Supplied text |
$2 Million Joint US/UK Funding Grant Strengthens Alliance Between Columbia University and The London School of Economics and Political Science

NEW YORK, January 31, 2003 - Columbia University and the London School of Economics and Political Science (LSE) have been awarded a grant totaling approximately $2 Million by The NSF (National Science Foundation) and JISC (the UK's Joint Information Systems Committee) for a joint project on the use of digital resources in the teaching and learning of social and cultural anthropology. The project is entitled, "Teaching and Learning Anthropology: Using Scalable Digital Library Platforms and Innovations In Approaches to Content." Columbia University was awarded $990,000 for their part of the three-year project.

Led by the Electronic Publishing Initiative at Columbia (EPIC) Director Kate Wittenberg, and David Millman, Director of Research and Development at Columbia's Academic Information Systems (AcIS), the project will be based in both the Columbia and London School of Economics (LSE) Departments of Anthropology, but will draw heavily on a wide range of specialist expertise within both institutions. Columbia's EPIC and AcIS units as well as LSE's Centre for Learning Technology, and the LSE library will all be actively engaged in the collaborative research project.

Professor Nicholas Dirks, Anthropology at Columbia, said, "I am thrilled at the prospect of our collaboration with our valued anthropological colleagues at the LSE." He continued, "We hope to find innovative ways to use digital technology to advance our teaching program in a number of areas in which we have especially close links with the LSE, including the study of South and East Asia, kinship and gender, and anthropological theories and methods. This project comes at a critical point in the rebuilding of anthropology at Columbia, and we look forward to other kinds of collaboration with the LSE as well." Dirks is one of the principal investigators on the project for Columbia University.

Task requirements | Name every person mentioned in the grant announcement. The material that follows has no connection to the grant announcement.

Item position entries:
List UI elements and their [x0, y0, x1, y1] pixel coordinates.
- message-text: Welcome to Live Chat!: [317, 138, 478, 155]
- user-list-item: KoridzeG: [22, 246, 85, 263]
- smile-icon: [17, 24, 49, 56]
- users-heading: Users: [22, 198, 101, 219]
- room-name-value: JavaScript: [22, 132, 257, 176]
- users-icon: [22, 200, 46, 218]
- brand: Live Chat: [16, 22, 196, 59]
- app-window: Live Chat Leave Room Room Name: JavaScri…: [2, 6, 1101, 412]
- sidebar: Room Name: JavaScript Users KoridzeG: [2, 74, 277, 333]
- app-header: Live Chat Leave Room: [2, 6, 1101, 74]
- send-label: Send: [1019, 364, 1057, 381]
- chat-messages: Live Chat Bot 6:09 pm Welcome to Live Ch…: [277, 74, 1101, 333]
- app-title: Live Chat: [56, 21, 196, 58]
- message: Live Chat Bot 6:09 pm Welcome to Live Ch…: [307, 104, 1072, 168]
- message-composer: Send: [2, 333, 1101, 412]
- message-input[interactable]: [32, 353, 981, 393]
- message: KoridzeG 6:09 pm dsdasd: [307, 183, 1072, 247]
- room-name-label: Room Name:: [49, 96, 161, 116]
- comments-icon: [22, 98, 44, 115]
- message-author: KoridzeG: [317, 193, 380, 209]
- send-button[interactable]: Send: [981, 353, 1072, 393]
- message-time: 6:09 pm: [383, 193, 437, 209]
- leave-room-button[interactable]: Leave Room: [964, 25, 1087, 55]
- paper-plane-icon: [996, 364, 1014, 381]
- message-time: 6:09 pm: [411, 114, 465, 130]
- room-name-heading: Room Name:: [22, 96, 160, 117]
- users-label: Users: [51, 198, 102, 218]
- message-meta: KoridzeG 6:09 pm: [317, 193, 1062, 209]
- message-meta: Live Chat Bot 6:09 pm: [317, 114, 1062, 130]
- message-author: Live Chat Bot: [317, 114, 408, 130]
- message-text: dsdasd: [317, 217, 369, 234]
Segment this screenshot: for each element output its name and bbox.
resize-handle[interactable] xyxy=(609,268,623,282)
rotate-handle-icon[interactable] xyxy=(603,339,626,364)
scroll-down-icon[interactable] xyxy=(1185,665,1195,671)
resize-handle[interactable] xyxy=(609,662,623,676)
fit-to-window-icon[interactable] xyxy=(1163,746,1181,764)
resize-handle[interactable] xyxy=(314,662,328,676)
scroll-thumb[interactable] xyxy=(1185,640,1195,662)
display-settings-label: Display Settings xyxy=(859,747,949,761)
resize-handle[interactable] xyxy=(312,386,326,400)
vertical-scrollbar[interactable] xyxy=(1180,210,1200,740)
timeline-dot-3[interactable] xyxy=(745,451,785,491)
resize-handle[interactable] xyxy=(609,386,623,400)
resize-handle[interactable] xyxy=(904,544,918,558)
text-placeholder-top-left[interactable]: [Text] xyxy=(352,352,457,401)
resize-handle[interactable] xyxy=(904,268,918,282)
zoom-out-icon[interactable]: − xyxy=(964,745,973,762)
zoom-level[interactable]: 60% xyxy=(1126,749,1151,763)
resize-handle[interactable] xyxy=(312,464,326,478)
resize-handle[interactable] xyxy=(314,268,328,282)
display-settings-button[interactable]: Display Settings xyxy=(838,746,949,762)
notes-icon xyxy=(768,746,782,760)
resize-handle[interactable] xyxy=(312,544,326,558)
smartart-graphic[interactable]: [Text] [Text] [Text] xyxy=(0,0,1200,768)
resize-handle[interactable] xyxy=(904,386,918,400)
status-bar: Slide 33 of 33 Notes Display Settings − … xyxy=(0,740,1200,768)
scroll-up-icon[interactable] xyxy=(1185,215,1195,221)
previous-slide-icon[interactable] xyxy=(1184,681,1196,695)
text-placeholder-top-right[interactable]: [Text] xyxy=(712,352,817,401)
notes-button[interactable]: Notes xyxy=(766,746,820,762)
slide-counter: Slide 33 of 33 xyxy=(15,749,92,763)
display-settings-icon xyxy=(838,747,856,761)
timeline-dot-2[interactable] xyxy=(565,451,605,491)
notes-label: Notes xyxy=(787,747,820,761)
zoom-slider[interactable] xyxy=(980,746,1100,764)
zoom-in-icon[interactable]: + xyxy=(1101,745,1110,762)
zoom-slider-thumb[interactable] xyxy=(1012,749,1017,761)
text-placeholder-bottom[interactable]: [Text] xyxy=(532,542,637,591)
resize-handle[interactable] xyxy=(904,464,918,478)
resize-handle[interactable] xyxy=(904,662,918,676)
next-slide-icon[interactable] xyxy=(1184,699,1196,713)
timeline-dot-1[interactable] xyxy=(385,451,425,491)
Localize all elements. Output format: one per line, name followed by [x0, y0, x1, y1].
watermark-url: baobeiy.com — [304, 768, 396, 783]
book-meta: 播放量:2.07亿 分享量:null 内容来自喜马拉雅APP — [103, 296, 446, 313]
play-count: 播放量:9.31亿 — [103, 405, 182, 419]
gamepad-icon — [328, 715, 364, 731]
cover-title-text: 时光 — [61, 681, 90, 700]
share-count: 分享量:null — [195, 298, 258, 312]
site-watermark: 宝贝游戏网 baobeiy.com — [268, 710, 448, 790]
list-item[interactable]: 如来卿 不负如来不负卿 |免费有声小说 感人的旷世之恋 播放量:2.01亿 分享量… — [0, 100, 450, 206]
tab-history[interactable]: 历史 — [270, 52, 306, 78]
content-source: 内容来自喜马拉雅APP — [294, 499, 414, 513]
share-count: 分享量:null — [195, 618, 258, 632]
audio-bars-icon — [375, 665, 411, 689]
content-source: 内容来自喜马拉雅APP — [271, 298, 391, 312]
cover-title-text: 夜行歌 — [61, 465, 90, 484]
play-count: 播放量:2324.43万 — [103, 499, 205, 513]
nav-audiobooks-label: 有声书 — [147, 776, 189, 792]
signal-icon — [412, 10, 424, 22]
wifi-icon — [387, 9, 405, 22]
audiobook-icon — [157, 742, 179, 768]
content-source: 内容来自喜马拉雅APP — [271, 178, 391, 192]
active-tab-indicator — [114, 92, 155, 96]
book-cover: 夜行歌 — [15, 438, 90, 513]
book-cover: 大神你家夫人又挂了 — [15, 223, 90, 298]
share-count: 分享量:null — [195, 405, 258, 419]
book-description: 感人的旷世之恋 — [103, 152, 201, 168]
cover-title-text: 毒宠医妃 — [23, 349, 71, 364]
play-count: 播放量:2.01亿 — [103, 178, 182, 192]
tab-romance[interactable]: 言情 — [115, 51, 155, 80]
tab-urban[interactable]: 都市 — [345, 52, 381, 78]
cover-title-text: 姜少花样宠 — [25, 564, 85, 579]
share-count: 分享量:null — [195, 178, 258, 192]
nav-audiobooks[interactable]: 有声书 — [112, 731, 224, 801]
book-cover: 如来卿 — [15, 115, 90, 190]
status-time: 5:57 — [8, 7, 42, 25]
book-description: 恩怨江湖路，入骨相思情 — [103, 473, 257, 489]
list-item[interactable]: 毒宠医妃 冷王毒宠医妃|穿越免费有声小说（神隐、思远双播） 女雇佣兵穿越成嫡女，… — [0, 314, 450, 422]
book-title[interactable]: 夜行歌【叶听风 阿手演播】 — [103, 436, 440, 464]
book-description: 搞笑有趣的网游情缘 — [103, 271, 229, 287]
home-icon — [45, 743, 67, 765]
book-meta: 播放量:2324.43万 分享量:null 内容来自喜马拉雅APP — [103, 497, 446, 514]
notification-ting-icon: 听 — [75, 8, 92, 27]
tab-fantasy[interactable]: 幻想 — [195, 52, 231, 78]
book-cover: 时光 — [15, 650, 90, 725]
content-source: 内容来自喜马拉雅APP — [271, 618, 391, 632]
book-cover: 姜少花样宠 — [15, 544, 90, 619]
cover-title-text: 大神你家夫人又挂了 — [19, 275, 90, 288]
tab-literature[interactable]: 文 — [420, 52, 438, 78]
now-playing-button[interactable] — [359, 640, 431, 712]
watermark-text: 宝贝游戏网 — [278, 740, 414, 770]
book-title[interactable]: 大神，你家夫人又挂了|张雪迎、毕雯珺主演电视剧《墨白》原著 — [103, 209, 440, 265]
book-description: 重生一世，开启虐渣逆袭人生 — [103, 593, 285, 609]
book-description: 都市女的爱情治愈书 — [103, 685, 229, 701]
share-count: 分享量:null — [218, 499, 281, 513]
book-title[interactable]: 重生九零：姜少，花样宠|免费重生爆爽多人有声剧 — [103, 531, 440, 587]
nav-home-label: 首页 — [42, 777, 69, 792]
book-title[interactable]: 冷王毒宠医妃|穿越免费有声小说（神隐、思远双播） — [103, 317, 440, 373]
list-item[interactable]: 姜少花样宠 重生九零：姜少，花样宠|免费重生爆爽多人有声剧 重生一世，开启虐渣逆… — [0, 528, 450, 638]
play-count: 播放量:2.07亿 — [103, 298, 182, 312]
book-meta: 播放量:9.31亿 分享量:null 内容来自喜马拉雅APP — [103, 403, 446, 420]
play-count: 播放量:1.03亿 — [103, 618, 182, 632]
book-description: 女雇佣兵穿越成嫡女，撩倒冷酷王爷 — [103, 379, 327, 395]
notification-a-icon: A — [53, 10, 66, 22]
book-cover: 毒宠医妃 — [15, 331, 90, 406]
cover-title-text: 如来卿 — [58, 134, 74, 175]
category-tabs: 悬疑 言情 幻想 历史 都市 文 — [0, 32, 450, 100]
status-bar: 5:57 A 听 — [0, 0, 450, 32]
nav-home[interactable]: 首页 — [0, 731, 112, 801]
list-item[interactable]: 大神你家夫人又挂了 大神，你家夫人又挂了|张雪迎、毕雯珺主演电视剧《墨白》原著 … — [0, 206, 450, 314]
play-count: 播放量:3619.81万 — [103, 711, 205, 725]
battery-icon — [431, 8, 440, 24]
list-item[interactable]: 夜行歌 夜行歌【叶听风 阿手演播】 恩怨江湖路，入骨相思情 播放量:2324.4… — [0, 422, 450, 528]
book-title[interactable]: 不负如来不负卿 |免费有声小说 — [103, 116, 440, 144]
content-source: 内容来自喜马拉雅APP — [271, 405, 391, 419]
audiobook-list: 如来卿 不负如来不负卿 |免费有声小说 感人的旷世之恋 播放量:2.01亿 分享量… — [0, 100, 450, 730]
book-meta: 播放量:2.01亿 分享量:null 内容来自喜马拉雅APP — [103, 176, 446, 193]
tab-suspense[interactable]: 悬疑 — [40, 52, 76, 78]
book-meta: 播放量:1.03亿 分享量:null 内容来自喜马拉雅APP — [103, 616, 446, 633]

Correct output | Kate Wittenberg, David Millman, Nicholas Dirks